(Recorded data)
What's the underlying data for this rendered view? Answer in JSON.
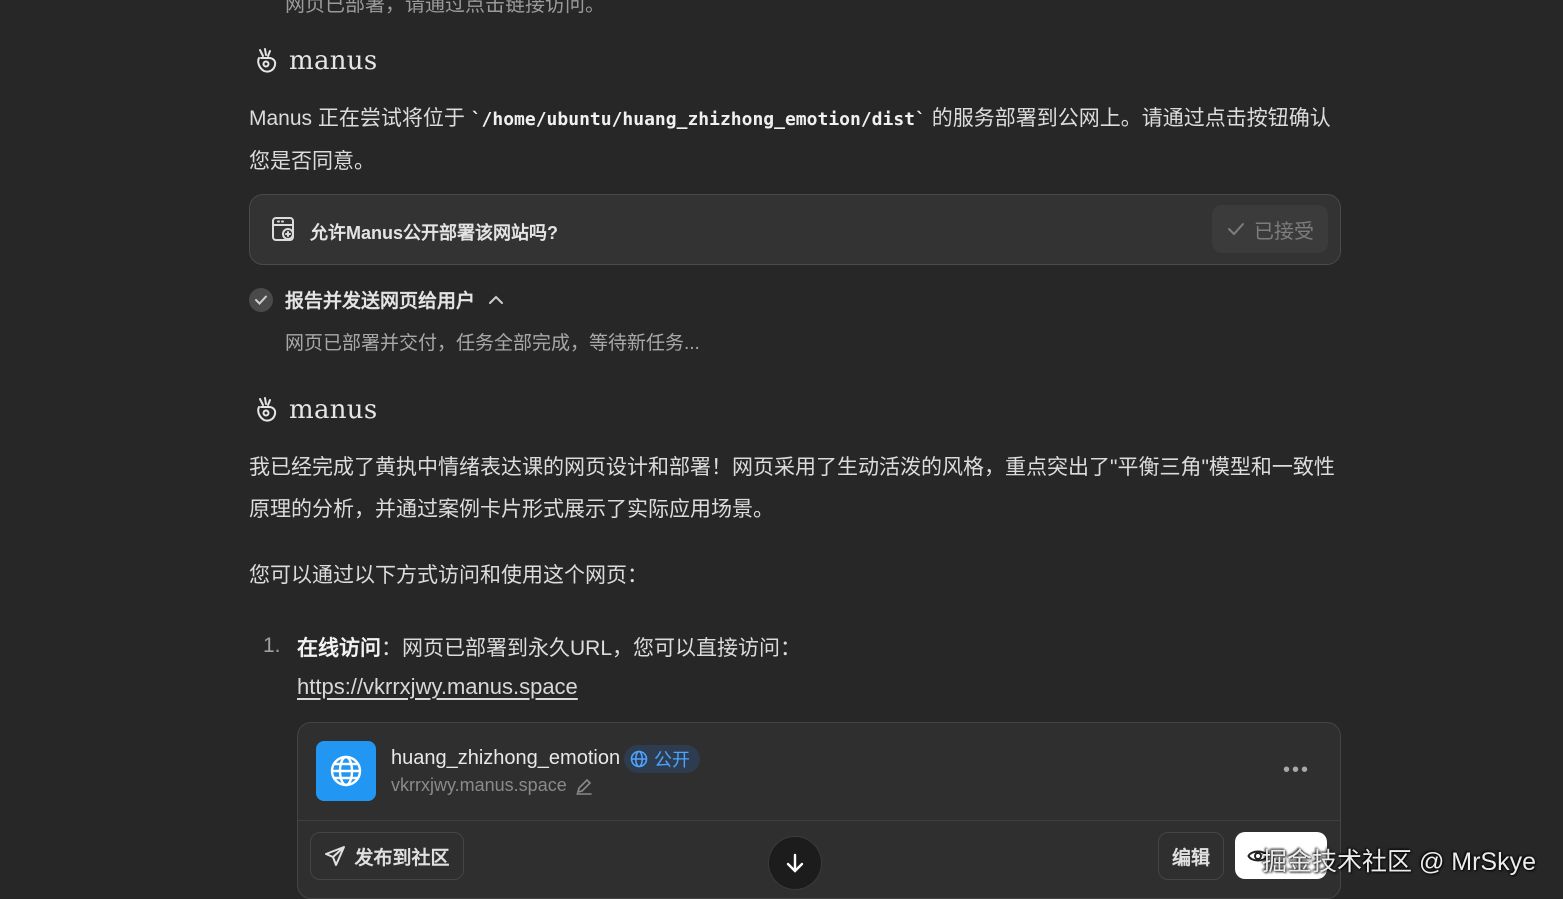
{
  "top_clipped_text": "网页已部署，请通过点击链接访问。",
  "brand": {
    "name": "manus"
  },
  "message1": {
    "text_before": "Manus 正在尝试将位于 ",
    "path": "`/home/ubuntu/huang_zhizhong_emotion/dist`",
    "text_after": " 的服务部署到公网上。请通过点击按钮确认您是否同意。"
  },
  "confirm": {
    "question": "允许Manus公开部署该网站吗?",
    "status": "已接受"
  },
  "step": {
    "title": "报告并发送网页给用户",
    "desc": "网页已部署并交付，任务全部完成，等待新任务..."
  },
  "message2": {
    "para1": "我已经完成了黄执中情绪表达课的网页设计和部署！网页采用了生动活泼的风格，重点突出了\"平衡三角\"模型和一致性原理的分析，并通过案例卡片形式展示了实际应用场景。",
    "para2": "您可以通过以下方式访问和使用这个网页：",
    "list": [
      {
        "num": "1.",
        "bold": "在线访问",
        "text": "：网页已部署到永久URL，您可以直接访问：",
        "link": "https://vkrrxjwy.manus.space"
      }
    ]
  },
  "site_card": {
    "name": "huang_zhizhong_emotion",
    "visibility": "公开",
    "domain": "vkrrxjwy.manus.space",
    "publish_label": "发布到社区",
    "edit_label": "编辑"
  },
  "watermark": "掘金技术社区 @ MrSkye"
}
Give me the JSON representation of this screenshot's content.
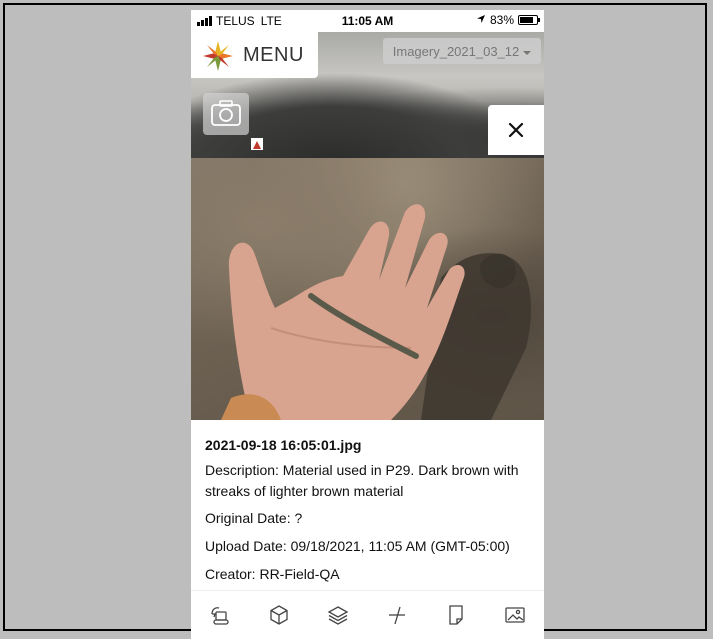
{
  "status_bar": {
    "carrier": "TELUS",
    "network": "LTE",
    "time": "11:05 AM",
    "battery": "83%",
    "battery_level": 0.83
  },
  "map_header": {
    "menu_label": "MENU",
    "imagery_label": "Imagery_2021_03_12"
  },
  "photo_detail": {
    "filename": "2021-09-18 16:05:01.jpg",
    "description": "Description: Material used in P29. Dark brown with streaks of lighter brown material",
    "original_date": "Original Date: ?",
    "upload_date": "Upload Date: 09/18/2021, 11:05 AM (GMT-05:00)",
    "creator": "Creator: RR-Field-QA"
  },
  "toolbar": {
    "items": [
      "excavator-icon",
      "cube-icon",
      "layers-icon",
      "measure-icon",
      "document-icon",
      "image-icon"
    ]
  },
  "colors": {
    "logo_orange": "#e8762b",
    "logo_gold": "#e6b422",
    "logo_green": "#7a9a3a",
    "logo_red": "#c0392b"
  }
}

> [Instructions to follow]: All of the material above should be reproduced exactly, except the pictures.

> [Final result]:
What's the underlying data for this rendered view? Answer in JSON.
{
  "top_clipped_text": "网页已部署，请通过点击链接访问。",
  "brand": {
    "name": "manus"
  },
  "message1": {
    "text_before": "Manus 正在尝试将位于 ",
    "path": "`/home/ubuntu/huang_zhizhong_emotion/dist`",
    "text_after": " 的服务部署到公网上。请通过点击按钮确认您是否同意。"
  },
  "confirm": {
    "question": "允许Manus公开部署该网站吗?",
    "status": "已接受"
  },
  "step": {
    "title": "报告并发送网页给用户",
    "desc": "网页已部署并交付，任务全部完成，等待新任务..."
  },
  "message2": {
    "para1": "我已经完成了黄执中情绪表达课的网页设计和部署！网页采用了生动活泼的风格，重点突出了\"平衡三角\"模型和一致性原理的分析，并通过案例卡片形式展示了实际应用场景。",
    "para2": "您可以通过以下方式访问和使用这个网页：",
    "list": [
      {
        "num": "1.",
        "bold": "在线访问",
        "text": "：网页已部署到永久URL，您可以直接访问：",
        "link": "https://vkrrxjwy.manus.space"
      }
    ]
  },
  "site_card": {
    "name": "huang_zhizhong_emotion",
    "visibility": "公开",
    "domain": "vkrrxjwy.manus.space",
    "publish_label": "发布到社区",
    "edit_label": "编辑"
  },
  "watermark": "掘金技术社区 @ MrSkye"
}
Give me the JSON representation of this screenshot's content.
{
  "status_bar": {
    "carrier": "TELUS",
    "network": "LTE",
    "time": "11:05 AM",
    "battery": "83%",
    "battery_level": 0.83
  },
  "map_header": {
    "menu_label": "MENU",
    "imagery_label": "Imagery_2021_03_12"
  },
  "photo_detail": {
    "filename": "2021-09-18 16:05:01.jpg",
    "description": "Description: Material used in P29. Dark brown with streaks of lighter brown material",
    "original_date": "Original Date: ?",
    "upload_date": "Upload Date: 09/18/2021, 11:05 AM (GMT-05:00)",
    "creator": "Creator: RR-Field-QA"
  },
  "toolbar": {
    "items": [
      "excavator-icon",
      "cube-icon",
      "layers-icon",
      "measure-icon",
      "document-icon",
      "image-icon"
    ]
  },
  "colors": {
    "logo_orange": "#e8762b",
    "logo_gold": "#e6b422",
    "logo_green": "#7a9a3a",
    "logo_red": "#c0392b"
  }
}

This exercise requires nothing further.